[Data listing]

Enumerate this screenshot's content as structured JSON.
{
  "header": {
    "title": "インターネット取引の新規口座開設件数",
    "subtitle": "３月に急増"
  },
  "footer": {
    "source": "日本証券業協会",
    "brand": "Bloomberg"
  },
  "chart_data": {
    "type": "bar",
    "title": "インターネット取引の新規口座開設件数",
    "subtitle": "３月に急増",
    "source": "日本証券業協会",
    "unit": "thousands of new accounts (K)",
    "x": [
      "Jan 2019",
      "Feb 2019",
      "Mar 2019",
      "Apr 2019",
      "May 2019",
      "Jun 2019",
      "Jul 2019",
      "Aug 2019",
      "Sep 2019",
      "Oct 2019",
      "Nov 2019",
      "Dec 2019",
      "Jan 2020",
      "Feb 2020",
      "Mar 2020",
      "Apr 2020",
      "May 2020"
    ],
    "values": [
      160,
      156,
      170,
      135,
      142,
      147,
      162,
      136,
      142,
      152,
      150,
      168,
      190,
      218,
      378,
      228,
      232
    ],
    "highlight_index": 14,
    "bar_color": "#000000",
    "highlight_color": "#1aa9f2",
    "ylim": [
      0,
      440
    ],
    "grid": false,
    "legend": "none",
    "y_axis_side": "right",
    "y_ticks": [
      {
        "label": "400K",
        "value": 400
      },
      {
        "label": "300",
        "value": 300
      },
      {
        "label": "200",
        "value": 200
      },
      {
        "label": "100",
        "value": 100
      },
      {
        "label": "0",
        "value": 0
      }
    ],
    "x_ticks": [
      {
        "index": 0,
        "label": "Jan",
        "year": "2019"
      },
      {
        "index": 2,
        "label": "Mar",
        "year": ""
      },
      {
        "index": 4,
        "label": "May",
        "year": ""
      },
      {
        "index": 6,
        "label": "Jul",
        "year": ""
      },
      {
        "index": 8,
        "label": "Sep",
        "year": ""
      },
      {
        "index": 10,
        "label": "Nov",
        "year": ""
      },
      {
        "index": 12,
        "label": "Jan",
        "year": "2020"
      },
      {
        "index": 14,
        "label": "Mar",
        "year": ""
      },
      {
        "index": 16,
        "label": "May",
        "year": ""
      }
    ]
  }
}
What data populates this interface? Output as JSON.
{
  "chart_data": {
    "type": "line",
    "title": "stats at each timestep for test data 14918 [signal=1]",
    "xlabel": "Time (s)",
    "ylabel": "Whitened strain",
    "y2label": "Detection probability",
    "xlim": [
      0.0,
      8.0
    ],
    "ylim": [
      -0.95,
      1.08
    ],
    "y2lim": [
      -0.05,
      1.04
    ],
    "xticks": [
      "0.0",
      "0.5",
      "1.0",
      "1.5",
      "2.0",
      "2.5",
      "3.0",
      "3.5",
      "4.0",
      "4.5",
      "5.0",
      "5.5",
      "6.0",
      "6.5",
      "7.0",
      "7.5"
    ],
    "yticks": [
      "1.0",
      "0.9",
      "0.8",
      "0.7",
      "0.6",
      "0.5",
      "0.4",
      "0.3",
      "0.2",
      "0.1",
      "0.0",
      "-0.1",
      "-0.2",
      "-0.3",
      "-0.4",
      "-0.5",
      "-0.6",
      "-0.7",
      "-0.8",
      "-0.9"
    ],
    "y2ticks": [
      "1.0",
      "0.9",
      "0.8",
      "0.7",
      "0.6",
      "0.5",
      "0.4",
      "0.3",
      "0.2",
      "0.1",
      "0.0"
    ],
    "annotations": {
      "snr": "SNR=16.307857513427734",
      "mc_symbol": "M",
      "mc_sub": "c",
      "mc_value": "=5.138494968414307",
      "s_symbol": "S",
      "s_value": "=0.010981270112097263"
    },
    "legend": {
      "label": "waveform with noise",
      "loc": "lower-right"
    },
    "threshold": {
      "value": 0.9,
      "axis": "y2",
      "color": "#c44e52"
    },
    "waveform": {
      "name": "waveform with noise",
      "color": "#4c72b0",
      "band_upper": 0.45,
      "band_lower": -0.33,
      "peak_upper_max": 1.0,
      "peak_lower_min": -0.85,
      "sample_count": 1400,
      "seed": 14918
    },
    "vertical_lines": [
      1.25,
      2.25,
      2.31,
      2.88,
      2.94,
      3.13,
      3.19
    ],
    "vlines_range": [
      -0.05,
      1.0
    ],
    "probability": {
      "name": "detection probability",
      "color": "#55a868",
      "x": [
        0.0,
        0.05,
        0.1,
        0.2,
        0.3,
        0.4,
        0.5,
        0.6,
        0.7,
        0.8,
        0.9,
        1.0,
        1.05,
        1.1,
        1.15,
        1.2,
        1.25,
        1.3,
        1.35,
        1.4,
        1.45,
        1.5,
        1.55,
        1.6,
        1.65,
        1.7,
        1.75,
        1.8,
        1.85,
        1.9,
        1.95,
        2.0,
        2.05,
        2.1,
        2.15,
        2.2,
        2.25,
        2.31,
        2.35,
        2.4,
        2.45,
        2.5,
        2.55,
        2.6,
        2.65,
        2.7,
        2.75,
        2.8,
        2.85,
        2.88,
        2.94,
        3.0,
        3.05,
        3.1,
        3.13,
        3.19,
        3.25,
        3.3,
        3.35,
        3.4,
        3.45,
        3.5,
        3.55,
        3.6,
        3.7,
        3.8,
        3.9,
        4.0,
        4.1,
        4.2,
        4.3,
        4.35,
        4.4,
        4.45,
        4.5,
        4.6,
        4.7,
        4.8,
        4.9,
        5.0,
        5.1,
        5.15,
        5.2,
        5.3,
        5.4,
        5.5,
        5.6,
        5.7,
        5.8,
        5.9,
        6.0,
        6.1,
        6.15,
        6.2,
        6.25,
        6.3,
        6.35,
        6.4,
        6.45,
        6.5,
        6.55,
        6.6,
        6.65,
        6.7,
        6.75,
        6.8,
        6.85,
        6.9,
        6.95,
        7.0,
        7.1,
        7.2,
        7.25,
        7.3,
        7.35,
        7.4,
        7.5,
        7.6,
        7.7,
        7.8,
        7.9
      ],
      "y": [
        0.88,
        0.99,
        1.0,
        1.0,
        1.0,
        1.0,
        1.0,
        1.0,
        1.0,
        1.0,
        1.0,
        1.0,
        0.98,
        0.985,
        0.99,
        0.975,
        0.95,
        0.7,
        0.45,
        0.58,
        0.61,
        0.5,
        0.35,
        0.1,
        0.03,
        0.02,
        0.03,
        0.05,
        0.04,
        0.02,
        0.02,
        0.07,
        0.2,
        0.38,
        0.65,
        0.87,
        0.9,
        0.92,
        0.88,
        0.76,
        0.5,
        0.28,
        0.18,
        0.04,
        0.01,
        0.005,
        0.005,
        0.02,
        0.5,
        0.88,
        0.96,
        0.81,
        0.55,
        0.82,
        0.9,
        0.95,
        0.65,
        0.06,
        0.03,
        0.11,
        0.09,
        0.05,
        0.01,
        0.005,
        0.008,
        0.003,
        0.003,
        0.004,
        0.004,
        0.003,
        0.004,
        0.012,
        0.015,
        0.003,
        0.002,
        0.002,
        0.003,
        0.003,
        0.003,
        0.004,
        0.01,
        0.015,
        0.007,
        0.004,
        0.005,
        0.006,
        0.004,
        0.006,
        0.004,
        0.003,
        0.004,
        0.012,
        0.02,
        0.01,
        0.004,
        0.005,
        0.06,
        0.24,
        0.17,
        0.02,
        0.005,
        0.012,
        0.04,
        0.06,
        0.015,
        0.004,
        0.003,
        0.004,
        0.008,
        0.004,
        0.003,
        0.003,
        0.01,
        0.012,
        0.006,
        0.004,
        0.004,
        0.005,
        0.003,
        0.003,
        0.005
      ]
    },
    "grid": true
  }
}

■ Task details ■
Your task is to print the whole listing again exactly.

■ Correct response ■
Enumerate this screenshot's content as structured JSON.
{
  "header": {
    "title": "インターネット取引の新規口座開設件数",
    "subtitle": "３月に急増"
  },
  "footer": {
    "source": "日本証券業協会",
    "brand": "Bloomberg"
  },
  "chart_data": {
    "type": "bar",
    "title": "インターネット取引の新規口座開設件数",
    "subtitle": "３月に急増",
    "source": "日本証券業協会",
    "unit": "thousands of new accounts (K)",
    "x": [
      "Jan 2019",
      "Feb 2019",
      "Mar 2019",
      "Apr 2019",
      "May 2019",
      "Jun 2019",
      "Jul 2019",
      "Aug 2019",
      "Sep 2019",
      "Oct 2019",
      "Nov 2019",
      "Dec 2019",
      "Jan 2020",
      "Feb 2020",
      "Mar 2020",
      "Apr 2020",
      "May 2020"
    ],
    "values": [
      160,
      156,
      170,
      135,
      142,
      147,
      162,
      136,
      142,
      152,
      150,
      168,
      190,
      218,
      378,
      228,
      232
    ],
    "highlight_index": 14,
    "bar_color": "#000000",
    "highlight_color": "#1aa9f2",
    "ylim": [
      0,
      440
    ],
    "grid": false,
    "legend": "none",
    "y_axis_side": "right",
    "y_ticks": [
      {
        "label": "400K",
        "value": 400
      },
      {
        "label": "300",
        "value": 300
      },
      {
        "label": "200",
        "value": 200
      },
      {
        "label": "100",
        "value": 100
      },
      {
        "label": "0",
        "value": 0
      }
    ],
    "x_ticks": [
      {
        "index": 0,
        "label": "Jan",
        "year": "2019"
      },
      {
        "index": 2,
        "label": "Mar",
        "year": ""
      },
      {
        "index": 4,
        "label": "May",
        "year": ""
      },
      {
        "index": 6,
        "label": "Jul",
        "year": ""
      },
      {
        "index": 8,
        "label": "Sep",
        "year": ""
      },
      {
        "index": 10,
        "label": "Nov",
        "year": ""
      },
      {
        "index": 12,
        "label": "Jan",
        "year": "2020"
      },
      {
        "index": 14,
        "label": "Mar",
        "year": ""
      },
      {
        "index": 16,
        "label": "May",
        "year": ""
      }
    ]
  }
}
What data populates this interface? Output as JSON.
{
  "chart_data": {
    "type": "line",
    "title": "stats at each timestep for test data 14918 [signal=1]",
    "xlabel": "Time (s)",
    "ylabel": "Whitened strain",
    "y2label": "Detection probability",
    "xlim": [
      0.0,
      8.0
    ],
    "ylim": [
      -0.95,
      1.08
    ],
    "y2lim": [
      -0.05,
      1.04
    ],
    "xticks": [
      "0.0",
      "0.5",
      "1.0",
      "1.5",
      "2.0",
      "2.5",
      "3.0",
      "3.5",
      "4.0",
      "4.5",
      "5.0",
      "5.5",
      "6.0",
      "6.5",
      "7.0",
      "7.5"
    ],
    "yticks": [
      "1.0",
      "0.9",
      "0.8",
      "0.7",
      "0.6",
      "0.5",
      "0.4",
      "0.3",
      "0.2",
      "0.1",
      "0.0",
      "-0.1",
      "-0.2",
      "-0.3",
      "-0.4",
      "-0.5",
      "-0.6",
      "-0.7",
      "-0.8",
      "-0.9"
    ],
    "y2ticks": [
      "1.0",
      "0.9",
      "0.8",
      "0.7",
      "0.6",
      "0.5",
      "0.4",
      "0.3",
      "0.2",
      "0.1",
      "0.0"
    ],
    "annotations": {
      "snr": "SNR=16.307857513427734",
      "mc_symbol": "M",
      "mc_sub": "c",
      "mc_value": "=5.138494968414307",
      "s_symbol": "S",
      "s_value": "=0.010981270112097263"
    },
    "legend": {
      "label": "waveform with noise",
      "loc": "lower-right"
    },
    "threshold": {
      "value": 0.9,
      "axis": "y2",
      "color": "#c44e52"
    },
    "waveform": {
      "name": "waveform with noise",
      "color": "#4c72b0",
      "band_upper": 0.45,
      "band_lower": -0.33,
      "peak_upper_max": 1.0,
      "peak_lower_min": -0.85,
      "sample_count": 1400,
      "seed": 14918
    },
    "vertical_lines": [
      1.25,
      2.25,
      2.31,
      2.88,
      2.94,
      3.13,
      3.19
    ],
    "vlines_range": [
      -0.05,
      1.0
    ],
    "probability": {
      "name": "detection probability",
      "color": "#55a868",
      "x": [
        0.0,
        0.05,
        0.1,
        0.2,
        0.3,
        0.4,
        0.5,
        0.6,
        0.7,
        0.8,
        0.9,
        1.0,
        1.05,
        1.1,
        1.15,
        1.2,
        1.25,
        1.3,
        1.35,
        1.4,
        1.45,
        1.5,
        1.55,
        1.6,
        1.65,
        1.7,
        1.75,
        1.8,
        1.85,
        1.9,
        1.95,
        2.0,
        2.05,
        2.1,
        2.15,
        2.2,
        2.25,
        2.31,
        2.35,
        2.4,
        2.45,
        2.5,
        2.55,
        2.6,
        2.65,
        2.7,
        2.75,
        2.8,
        2.85,
        2.88,
        2.94,
        3.0,
        3.05,
        3.1,
        3.13,
        3.19,
        3.25,
        3.3,
        3.35,
        3.4,
        3.45,
        3.5,
        3.55,
        3.6,
        3.7,
        3.8,
        3.9,
        4.0,
        4.1,
        4.2,
        4.3,
        4.35,
        4.4,
        4.45,
        4.5,
        4.6,
        4.7,
        4.8,
        4.9,
        5.0,
        5.1,
        5.15,
        5.2,
        5.3,
        5.4,
        5.5,
        5.6,
        5.7,
        5.8,
        5.9,
        6.0,
        6.1,
        6.15,
        6.2,
        6.25,
        6.3,
        6.35,
        6.4,
        6.45,
        6.5,
        6.55,
        6.6,
        6.65,
        6.7,
        6.75,
        6.8,
        6.85,
        6.9,
        6.95,
        7.0,
        7.1,
        7.2,
        7.25,
        7.3,
        7.35,
        7.4,
        7.5,
        7.6,
        7.7,
        7.8,
        7.9
      ],
      "y": [
        0.88,
        0.99,
        1.0,
        1.0,
        1.0,
        1.0,
        1.0,
        1.0,
        1.0,
        1.0,
        1.0,
        1.0,
        0.98,
        0.985,
        0.99,
        0.975,
        0.95,
        0.7,
        0.45,
        0.58,
        0.61,
        0.5,
        0.35,
        0.1,
        0.03,
        0.02,
        0.03,
        0.05,
        0.04,
        0.02,
        0.02,
        0.07,
        0.2,
        0.38,
        0.65,
        0.87,
        0.9,
        0.92,
        0.88,
        0.76,
        0.5,
        0.28,
        0.18,
        0.04,
        0.01,
        0.005,
        0.005,
        0.02,
        0.5,
        0.88,
        0.96,
        0.81,
        0.55,
        0.82,
        0.9,
        0.95,
        0.65,
        0.06,
        0.03,
        0.11,
        0.09,
        0.05,
        0.01,
        0.005,
        0.008,
        0.003,
        0.003,
        0.004,
        0.004,
        0.003,
        0.004,
        0.012,
        0.015,
        0.003,
        0.002,
        0.002,
        0.003,
        0.003,
        0.003,
        0.004,
        0.01,
        0.015,
        0.007,
        0.004,
        0.005,
        0.006,
        0.004,
        0.006,
        0.004,
        0.003,
        0.004,
        0.012,
        0.02,
        0.01,
        0.004,
        0.005,
        0.06,
        0.24,
        0.17,
        0.02,
        0.005,
        0.012,
        0.04,
        0.06,
        0.015,
        0.004,
        0.003,
        0.004,
        0.008,
        0.004,
        0.003,
        0.003,
        0.01,
        0.012,
        0.006,
        0.004,
        0.004,
        0.005,
        0.003,
        0.003,
        0.005
      ]
    },
    "grid": true
  }
}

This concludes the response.